Chart and figure data:
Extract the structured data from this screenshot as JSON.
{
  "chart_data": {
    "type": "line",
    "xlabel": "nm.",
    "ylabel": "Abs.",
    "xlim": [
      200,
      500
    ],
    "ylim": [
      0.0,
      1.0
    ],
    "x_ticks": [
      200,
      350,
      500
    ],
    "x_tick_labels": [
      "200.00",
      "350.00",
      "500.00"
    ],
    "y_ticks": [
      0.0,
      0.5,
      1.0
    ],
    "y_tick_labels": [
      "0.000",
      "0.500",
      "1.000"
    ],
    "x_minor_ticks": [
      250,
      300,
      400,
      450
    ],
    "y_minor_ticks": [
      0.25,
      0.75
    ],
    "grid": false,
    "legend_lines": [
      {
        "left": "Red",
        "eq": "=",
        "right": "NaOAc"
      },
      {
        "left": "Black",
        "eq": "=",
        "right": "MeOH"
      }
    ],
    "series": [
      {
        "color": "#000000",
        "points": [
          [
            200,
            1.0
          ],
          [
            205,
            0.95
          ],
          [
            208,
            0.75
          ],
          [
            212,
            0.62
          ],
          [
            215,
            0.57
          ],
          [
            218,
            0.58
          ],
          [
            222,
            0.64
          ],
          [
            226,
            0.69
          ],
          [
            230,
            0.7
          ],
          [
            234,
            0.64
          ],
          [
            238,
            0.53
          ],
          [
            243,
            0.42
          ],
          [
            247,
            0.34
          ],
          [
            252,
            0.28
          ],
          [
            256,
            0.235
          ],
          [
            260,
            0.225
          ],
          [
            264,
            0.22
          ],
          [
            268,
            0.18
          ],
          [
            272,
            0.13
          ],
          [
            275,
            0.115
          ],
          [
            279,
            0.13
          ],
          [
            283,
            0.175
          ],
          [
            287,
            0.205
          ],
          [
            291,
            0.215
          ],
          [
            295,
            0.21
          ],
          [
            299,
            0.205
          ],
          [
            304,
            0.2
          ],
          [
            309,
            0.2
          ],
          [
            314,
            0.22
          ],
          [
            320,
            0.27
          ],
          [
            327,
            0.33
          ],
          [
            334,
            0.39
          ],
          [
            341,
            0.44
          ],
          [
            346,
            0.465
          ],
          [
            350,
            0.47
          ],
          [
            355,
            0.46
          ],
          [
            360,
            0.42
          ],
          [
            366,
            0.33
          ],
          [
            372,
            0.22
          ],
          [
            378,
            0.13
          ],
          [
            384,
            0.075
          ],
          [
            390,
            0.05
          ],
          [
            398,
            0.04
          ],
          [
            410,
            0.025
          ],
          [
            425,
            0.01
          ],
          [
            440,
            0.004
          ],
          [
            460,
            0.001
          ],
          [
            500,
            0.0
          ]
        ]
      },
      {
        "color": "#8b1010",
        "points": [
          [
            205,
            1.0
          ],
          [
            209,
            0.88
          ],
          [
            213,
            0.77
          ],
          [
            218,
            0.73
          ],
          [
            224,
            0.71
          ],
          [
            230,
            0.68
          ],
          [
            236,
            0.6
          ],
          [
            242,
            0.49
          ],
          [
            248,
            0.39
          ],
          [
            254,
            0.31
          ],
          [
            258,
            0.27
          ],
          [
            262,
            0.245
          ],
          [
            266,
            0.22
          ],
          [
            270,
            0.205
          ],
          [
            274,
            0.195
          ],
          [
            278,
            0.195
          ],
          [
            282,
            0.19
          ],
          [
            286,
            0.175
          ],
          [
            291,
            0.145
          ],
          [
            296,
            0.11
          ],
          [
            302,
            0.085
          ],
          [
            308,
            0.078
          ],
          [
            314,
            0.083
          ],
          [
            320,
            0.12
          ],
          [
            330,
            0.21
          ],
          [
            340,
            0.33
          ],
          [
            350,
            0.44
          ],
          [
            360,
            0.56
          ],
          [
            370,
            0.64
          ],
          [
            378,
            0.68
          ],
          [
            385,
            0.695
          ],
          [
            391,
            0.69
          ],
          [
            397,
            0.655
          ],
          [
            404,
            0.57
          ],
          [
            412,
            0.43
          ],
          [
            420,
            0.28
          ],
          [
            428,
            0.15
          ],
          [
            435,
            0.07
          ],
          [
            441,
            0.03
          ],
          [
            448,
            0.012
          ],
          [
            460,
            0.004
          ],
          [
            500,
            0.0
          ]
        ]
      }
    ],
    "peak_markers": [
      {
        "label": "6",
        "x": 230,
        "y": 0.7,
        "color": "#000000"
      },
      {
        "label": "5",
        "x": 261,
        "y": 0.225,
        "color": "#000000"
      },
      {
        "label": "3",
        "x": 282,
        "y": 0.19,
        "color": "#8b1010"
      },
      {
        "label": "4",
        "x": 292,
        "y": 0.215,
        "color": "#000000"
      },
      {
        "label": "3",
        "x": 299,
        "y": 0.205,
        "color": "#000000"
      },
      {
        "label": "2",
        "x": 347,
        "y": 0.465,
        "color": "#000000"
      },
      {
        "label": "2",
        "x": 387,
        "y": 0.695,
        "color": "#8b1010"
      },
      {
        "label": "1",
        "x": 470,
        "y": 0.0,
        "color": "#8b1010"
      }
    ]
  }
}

*Goal of the exercise*: Give an exact copy of all the data shown above.

*Solved exercise*:
Extract the structured data from this screenshot as JSON.
{
  "chart_data": {
    "type": "line",
    "xlabel": "nm.",
    "ylabel": "Abs.",
    "xlim": [
      200,
      500
    ],
    "ylim": [
      0.0,
      1.0
    ],
    "x_ticks": [
      200,
      350,
      500
    ],
    "x_tick_labels": [
      "200.00",
      "350.00",
      "500.00"
    ],
    "y_ticks": [
      0.0,
      0.5,
      1.0
    ],
    "y_tick_labels": [
      "0.000",
      "0.500",
      "1.000"
    ],
    "x_minor_ticks": [
      250,
      300,
      400,
      450
    ],
    "y_minor_ticks": [
      0.25,
      0.75
    ],
    "grid": false,
    "legend_lines": [
      {
        "left": "Red",
        "eq": "=",
        "right": "NaOAc"
      },
      {
        "left": "Black",
        "eq": "=",
        "right": "MeOH"
      }
    ],
    "series": [
      {
        "color": "#000000",
        "points": [
          [
            200,
            1.0
          ],
          [
            205,
            0.95
          ],
          [
            208,
            0.75
          ],
          [
            212,
            0.62
          ],
          [
            215,
            0.57
          ],
          [
            218,
            0.58
          ],
          [
            222,
            0.64
          ],
          [
            226,
            0.69
          ],
          [
            230,
            0.7
          ],
          [
            234,
            0.64
          ],
          [
            238,
            0.53
          ],
          [
            243,
            0.42
          ],
          [
            247,
            0.34
          ],
          [
            252,
            0.28
          ],
          [
            256,
            0.235
          ],
          [
            260,
            0.225
          ],
          [
            264,
            0.22
          ],
          [
            268,
            0.18
          ],
          [
            272,
            0.13
          ],
          [
            275,
            0.115
          ],
          [
            279,
            0.13
          ],
          [
            283,
            0.175
          ],
          [
            287,
            0.205
          ],
          [
            291,
            0.215
          ],
          [
            295,
            0.21
          ],
          [
            299,
            0.205
          ],
          [
            304,
            0.2
          ],
          [
            309,
            0.2
          ],
          [
            314,
            0.22
          ],
          [
            320,
            0.27
          ],
          [
            327,
            0.33
          ],
          [
            334,
            0.39
          ],
          [
            341,
            0.44
          ],
          [
            346,
            0.465
          ],
          [
            350,
            0.47
          ],
          [
            355,
            0.46
          ],
          [
            360,
            0.42
          ],
          [
            366,
            0.33
          ],
          [
            372,
            0.22
          ],
          [
            378,
            0.13
          ],
          [
            384,
            0.075
          ],
          [
            390,
            0.05
          ],
          [
            398,
            0.04
          ],
          [
            410,
            0.025
          ],
          [
            425,
            0.01
          ],
          [
            440,
            0.004
          ],
          [
            460,
            0.001
          ],
          [
            500,
            0.0
          ]
        ]
      },
      {
        "color": "#8b1010",
        "points": [
          [
            205,
            1.0
          ],
          [
            209,
            0.88
          ],
          [
            213,
            0.77
          ],
          [
            218,
            0.73
          ],
          [
            224,
            0.71
          ],
          [
            230,
            0.68
          ],
          [
            236,
            0.6
          ],
          [
            242,
            0.49
          ],
          [
            248,
            0.39
          ],
          [
            254,
            0.31
          ],
          [
            258,
            0.27
          ],
          [
            262,
            0.245
          ],
          [
            266,
            0.22
          ],
          [
            270,
            0.205
          ],
          [
            274,
            0.195
          ],
          [
            278,
            0.195
          ],
          [
            282,
            0.19
          ],
          [
            286,
            0.175
          ],
          [
            291,
            0.145
          ],
          [
            296,
            0.11
          ],
          [
            302,
            0.085
          ],
          [
            308,
            0.078
          ],
          [
            314,
            0.083
          ],
          [
            320,
            0.12
          ],
          [
            330,
            0.21
          ],
          [
            340,
            0.33
          ],
          [
            350,
            0.44
          ],
          [
            360,
            0.56
          ],
          [
            370,
            0.64
          ],
          [
            378,
            0.68
          ],
          [
            385,
            0.695
          ],
          [
            391,
            0.69
          ],
          [
            397,
            0.655
          ],
          [
            404,
            0.57
          ],
          [
            412,
            0.43
          ],
          [
            420,
            0.28
          ],
          [
            428,
            0.15
          ],
          [
            435,
            0.07
          ],
          [
            441,
            0.03
          ],
          [
            448,
            0.012
          ],
          [
            460,
            0.004
          ],
          [
            500,
            0.0
          ]
        ]
      }
    ],
    "peak_markers": [
      {
        "label": "6",
        "x": 230,
        "y": 0.7,
        "color": "#000000"
      },
      {
        "label": "5",
        "x": 261,
        "y": 0.225,
        "color": "#000000"
      },
      {
        "label": "3",
        "x": 282,
        "y": 0.19,
        "color": "#8b1010"
      },
      {
        "label": "4",
        "x": 292,
        "y": 0.215,
        "color": "#000000"
      },
      {
        "label": "3",
        "x": 299,
        "y": 0.205,
        "color": "#000000"
      },
      {
        "label": "2",
        "x": 347,
        "y": 0.465,
        "color": "#000000"
      },
      {
        "label": "2",
        "x": 387,
        "y": 0.695,
        "color": "#8b1010"
      },
      {
        "label": "1",
        "x": 470,
        "y": 0.0,
        "color": "#8b1010"
      }
    ]
  }
}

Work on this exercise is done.